• [Written task]
Put the lines from the start of the items through the line that contains "step-5: 5 按", inclusive, into a Markdown table with the columns Row and Line. Number each row and leave out blank lines.
** Begin **
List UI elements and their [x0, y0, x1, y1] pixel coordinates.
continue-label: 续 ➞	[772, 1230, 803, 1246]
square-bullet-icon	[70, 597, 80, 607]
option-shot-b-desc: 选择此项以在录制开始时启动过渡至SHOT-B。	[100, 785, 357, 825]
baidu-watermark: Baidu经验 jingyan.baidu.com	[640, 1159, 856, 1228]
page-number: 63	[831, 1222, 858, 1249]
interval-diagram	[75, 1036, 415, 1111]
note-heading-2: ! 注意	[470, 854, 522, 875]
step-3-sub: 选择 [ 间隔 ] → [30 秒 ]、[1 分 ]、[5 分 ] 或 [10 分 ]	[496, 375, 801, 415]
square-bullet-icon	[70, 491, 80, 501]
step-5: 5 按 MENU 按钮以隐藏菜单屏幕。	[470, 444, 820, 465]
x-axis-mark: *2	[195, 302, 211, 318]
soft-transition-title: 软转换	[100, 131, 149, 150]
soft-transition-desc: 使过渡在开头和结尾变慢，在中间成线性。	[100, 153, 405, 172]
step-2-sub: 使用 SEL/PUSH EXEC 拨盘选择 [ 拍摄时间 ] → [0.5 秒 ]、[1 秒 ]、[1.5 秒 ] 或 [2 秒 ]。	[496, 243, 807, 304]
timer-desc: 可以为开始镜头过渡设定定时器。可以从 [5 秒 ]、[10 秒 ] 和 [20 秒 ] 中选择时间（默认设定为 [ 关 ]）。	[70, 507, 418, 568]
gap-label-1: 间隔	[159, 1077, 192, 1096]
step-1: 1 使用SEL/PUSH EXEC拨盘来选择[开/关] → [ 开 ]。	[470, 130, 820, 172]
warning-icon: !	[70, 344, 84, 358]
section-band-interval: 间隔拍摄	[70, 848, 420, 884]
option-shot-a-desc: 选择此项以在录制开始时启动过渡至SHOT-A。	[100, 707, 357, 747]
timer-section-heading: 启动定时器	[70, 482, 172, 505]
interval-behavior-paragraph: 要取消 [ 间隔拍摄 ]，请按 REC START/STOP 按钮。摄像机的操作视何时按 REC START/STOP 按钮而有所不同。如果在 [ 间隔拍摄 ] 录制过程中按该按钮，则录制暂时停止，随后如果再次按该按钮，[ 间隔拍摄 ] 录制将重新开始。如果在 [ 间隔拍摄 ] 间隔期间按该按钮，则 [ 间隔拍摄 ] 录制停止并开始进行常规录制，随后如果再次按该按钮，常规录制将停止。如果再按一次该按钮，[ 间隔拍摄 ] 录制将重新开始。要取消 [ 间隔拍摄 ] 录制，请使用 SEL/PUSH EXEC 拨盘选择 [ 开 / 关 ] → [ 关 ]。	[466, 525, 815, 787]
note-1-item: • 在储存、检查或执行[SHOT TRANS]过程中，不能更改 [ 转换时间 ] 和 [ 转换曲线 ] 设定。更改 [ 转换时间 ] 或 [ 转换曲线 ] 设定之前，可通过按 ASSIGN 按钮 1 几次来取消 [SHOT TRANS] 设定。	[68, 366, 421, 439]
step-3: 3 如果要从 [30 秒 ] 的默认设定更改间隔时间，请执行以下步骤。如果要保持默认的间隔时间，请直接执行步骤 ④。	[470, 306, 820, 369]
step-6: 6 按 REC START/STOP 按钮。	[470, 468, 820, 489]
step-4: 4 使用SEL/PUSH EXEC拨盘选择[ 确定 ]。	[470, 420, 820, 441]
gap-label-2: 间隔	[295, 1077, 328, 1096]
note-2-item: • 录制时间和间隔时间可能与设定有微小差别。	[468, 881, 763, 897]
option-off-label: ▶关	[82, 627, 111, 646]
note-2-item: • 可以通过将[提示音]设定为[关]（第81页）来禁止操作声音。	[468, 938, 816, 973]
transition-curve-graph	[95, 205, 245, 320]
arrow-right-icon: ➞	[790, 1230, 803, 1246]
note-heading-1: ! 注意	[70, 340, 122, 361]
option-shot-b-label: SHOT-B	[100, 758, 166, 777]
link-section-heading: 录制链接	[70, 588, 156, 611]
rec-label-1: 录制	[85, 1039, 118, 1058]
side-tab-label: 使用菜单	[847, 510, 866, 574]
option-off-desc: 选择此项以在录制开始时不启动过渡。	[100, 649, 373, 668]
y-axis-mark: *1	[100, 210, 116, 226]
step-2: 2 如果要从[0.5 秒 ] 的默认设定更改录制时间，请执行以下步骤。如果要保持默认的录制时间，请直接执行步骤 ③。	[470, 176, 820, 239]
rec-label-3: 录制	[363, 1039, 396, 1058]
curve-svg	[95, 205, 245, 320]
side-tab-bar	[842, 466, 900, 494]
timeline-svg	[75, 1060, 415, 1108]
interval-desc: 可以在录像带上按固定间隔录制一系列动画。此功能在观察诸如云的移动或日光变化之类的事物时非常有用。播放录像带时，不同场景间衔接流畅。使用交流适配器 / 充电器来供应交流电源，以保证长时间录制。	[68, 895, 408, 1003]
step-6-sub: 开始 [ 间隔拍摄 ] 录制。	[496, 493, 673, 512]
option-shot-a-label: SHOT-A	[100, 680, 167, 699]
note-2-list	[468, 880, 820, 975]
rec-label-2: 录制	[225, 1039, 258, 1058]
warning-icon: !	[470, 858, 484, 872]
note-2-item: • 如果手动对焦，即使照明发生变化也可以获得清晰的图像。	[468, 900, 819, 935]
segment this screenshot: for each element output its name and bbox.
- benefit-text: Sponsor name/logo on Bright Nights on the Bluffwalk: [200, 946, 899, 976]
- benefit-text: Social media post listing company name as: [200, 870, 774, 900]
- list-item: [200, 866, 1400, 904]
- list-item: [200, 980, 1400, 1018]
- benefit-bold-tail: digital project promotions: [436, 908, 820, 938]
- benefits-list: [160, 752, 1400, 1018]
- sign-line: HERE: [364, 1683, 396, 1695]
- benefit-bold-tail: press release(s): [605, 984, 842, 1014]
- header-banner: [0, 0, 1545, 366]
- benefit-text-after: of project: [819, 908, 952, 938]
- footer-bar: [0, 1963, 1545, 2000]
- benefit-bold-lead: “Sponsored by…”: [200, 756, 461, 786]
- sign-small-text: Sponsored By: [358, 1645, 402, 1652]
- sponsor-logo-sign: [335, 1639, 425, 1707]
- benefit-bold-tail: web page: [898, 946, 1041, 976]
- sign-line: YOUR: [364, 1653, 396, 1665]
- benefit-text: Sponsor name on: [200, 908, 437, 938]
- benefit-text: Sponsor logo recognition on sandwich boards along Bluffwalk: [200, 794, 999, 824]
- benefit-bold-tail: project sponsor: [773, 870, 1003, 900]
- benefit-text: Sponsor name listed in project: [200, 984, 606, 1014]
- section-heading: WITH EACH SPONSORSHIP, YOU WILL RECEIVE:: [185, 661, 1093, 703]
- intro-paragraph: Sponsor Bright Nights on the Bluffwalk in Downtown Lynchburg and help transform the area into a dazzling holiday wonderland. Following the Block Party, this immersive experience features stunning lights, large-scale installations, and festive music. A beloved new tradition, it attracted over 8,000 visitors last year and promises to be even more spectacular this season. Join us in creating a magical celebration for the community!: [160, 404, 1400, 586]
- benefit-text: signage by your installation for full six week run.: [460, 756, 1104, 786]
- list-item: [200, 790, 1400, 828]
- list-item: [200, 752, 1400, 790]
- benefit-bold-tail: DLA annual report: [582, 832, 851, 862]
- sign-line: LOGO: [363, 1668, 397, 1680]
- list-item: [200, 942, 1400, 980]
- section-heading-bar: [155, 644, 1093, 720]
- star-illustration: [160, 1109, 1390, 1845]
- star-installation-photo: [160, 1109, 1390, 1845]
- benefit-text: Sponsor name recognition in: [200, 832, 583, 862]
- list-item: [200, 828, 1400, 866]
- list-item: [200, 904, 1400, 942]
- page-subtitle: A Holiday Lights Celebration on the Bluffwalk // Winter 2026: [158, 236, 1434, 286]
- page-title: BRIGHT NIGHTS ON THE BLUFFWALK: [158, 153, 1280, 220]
** End **
• [The answer]
| Row | Line |
|---|---|
| 1 | List UI elements and their [x0, y0, x1, y1] pixel coordinates. |
| 2 | continue-label: 续 ➞	[772, 1230, 803, 1246] |
| 3 | square-bullet-icon	[70, 597, 80, 607] |
| 4 | option-shot-b-desc: 选择此项以在录制开始时启动过渡至SHOT-B。	[100, 785, 357, 825] |
| 5 | baidu-watermark: Baidu经验 jingyan.baidu.com	[640, 1159, 856, 1228] |
| 6 | page-number: 63	[831, 1222, 858, 1249] |
| 7 | interval-diagram	[75, 1036, 415, 1111] |
| 8 | note-heading-2: ! 注意	[470, 854, 522, 875] |
| 9 | step-3-sub: 选择 [ 间隔 ] → [30 秒 ]、[1 分 ]、[5 分 ] 或 [10 分 ]	[496, 375, 801, 415] |
| 10 | square-bullet-icon	[70, 491, 80, 501] |
| 11 | step-5: 5 按 MENU 按钮以隐藏菜单屏幕。	[470, 444, 820, 465] |